Dataset rows about figures
>> Start

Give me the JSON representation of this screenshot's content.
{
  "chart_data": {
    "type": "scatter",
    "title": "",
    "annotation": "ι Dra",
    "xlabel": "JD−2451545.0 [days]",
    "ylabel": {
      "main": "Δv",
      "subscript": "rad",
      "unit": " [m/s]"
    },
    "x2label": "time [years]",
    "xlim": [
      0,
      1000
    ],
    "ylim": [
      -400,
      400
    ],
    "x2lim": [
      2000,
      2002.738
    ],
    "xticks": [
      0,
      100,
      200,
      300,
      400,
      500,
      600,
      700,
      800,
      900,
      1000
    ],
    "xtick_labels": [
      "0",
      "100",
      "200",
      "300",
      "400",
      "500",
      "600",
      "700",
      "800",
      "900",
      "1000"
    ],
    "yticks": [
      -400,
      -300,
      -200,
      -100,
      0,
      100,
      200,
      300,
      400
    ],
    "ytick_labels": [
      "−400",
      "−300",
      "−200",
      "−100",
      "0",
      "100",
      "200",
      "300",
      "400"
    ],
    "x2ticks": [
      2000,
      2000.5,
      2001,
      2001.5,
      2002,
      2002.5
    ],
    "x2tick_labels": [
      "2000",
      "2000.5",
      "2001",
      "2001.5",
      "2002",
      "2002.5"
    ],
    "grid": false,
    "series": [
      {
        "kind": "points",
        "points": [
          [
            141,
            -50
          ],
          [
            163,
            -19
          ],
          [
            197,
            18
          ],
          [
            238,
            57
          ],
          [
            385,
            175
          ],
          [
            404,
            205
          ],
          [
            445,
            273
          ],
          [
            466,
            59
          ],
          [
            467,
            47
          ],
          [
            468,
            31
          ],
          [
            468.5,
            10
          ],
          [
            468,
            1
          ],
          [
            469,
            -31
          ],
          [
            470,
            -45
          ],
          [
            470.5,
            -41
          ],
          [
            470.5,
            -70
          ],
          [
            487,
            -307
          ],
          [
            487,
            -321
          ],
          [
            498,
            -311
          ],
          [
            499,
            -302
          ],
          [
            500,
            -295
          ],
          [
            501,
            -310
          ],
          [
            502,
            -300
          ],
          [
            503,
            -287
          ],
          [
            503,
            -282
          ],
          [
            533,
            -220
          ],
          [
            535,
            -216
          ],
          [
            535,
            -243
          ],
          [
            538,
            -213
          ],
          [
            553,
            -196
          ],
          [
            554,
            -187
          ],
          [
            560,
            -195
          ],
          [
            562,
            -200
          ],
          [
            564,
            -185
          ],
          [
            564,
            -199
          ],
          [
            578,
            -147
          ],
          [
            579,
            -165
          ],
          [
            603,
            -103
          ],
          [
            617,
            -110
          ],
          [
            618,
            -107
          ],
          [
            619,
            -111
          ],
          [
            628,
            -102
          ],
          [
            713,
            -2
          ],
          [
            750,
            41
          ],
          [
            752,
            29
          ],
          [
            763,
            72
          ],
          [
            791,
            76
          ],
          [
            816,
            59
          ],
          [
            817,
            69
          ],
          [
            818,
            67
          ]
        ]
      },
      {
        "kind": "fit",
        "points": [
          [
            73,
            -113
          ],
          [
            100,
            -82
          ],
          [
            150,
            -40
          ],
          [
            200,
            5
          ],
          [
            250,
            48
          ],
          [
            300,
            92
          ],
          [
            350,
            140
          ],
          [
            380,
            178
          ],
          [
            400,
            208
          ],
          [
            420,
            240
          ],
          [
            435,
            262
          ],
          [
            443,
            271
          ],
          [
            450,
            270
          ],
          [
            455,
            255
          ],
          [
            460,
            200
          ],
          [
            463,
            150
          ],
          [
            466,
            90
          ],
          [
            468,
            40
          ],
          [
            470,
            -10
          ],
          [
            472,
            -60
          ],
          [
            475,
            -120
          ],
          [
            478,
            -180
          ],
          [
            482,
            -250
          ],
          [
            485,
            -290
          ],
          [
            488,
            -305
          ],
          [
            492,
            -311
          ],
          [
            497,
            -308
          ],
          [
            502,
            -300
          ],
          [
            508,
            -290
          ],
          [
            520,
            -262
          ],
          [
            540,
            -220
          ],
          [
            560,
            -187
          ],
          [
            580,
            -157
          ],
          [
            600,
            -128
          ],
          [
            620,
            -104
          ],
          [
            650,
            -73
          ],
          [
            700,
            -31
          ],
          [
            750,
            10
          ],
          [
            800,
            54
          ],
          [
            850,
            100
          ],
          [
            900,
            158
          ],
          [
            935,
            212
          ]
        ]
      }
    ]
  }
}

>> End

▸ **TASK INSTRUCTIONS**
Each line above must be printed exactly as it appears.

▸ **SOLUTION FOR THIS TASK**
Give me the JSON representation of this screenshot's content.
{
  "chart_data": {
    "type": "scatter",
    "title": "",
    "annotation": "ι Dra",
    "xlabel": "JD−2451545.0 [days]",
    "ylabel": {
      "main": "Δv",
      "subscript": "rad",
      "unit": " [m/s]"
    },
    "x2label": "time [years]",
    "xlim": [
      0,
      1000
    ],
    "ylim": [
      -400,
      400
    ],
    "x2lim": [
      2000,
      2002.738
    ],
    "xticks": [
      0,
      100,
      200,
      300,
      400,
      500,
      600,
      700,
      800,
      900,
      1000
    ],
    "xtick_labels": [
      "0",
      "100",
      "200",
      "300",
      "400",
      "500",
      "600",
      "700",
      "800",
      "900",
      "1000"
    ],
    "yticks": [
      -400,
      -300,
      -200,
      -100,
      0,
      100,
      200,
      300,
      400
    ],
    "ytick_labels": [
      "−400",
      "−300",
      "−200",
      "−100",
      "0",
      "100",
      "200",
      "300",
      "400"
    ],
    "x2ticks": [
      2000,
      2000.5,
      2001,
      2001.5,
      2002,
      2002.5
    ],
    "x2tick_labels": [
      "2000",
      "2000.5",
      "2001",
      "2001.5",
      "2002",
      "2002.5"
    ],
    "grid": false,
    "series": [
      {
        "kind": "points",
        "points": [
          [
            141,
            -50
          ],
          [
            163,
            -19
          ],
          [
            197,
            18
          ],
          [
            238,
            57
          ],
          [
            385,
            175
          ],
          [
            404,
            205
          ],
          [
            445,
            273
          ],
          [
            466,
            59
          ],
          [
            467,
            47
          ],
          [
            468,
            31
          ],
          [
            468.5,
            10
          ],
          [
            468,
            1
          ],
          [
            469,
            -31
          ],
          [
            470,
            -45
          ],
          [
            470.5,
            -41
          ],
          [
            470.5,
            -70
          ],
          [
            487,
            -307
          ],
          [
            487,
            -321
          ],
          [
            498,
            -311
          ],
          [
            499,
            -302
          ],
          [
            500,
            -295
          ],
          [
            501,
            -310
          ],
          [
            502,
            -300
          ],
          [
            503,
            -287
          ],
          [
            503,
            -282
          ],
          [
            533,
            -220
          ],
          [
            535,
            -216
          ],
          [
            535,
            -243
          ],
          [
            538,
            -213
          ],
          [
            553,
            -196
          ],
          [
            554,
            -187
          ],
          [
            560,
            -195
          ],
          [
            562,
            -200
          ],
          [
            564,
            -185
          ],
          [
            564,
            -199
          ],
          [
            578,
            -147
          ],
          [
            579,
            -165
          ],
          [
            603,
            -103
          ],
          [
            617,
            -110
          ],
          [
            618,
            -107
          ],
          [
            619,
            -111
          ],
          [
            628,
            -102
          ],
          [
            713,
            -2
          ],
          [
            750,
            41
          ],
          [
            752,
            29
          ],
          [
            763,
            72
          ],
          [
            791,
            76
          ],
          [
            816,
            59
          ],
          [
            817,
            69
          ],
          [
            818,
            67
          ]
        ]
      },
      {
        "kind": "fit",
        "points": [
          [
            73,
            -113
          ],
          [
            100,
            -82
          ],
          [
            150,
            -40
          ],
          [
            200,
            5
          ],
          [
            250,
            48
          ],
          [
            300,
            92
          ],
          [
            350,
            140
          ],
          [
            380,
            178
          ],
          [
            400,
            208
          ],
          [
            420,
            240
          ],
          [
            435,
            262
          ],
          [
            443,
            271
          ],
          [
            450,
            270
          ],
          [
            455,
            255
          ],
          [
            460,
            200
          ],
          [
            463,
            150
          ],
          [
            466,
            90
          ],
          [
            468,
            40
          ],
          [
            470,
            -10
          ],
          [
            472,
            -60
          ],
          [
            475,
            -120
          ],
          [
            478,
            -180
          ],
          [
            482,
            -250
          ],
          [
            485,
            -290
          ],
          [
            488,
            -305
          ],
          [
            492,
            -311
          ],
          [
            497,
            -308
          ],
          [
            502,
            -300
          ],
          [
            508,
            -290
          ],
          [
            520,
            -262
          ],
          [
            540,
            -220
          ],
          [
            560,
            -187
          ],
          [
            580,
            -157
          ],
          [
            600,
            -128
          ],
          [
            620,
            -104
          ],
          [
            650,
            -73
          ],
          [
            700,
            -31
          ],
          [
            750,
            10
          ],
          [
            800,
            54
          ],
          [
            850,
            100
          ],
          [
            900,
            158
          ],
          [
            935,
            212
          ]
        ]
      }
    ]
  }
}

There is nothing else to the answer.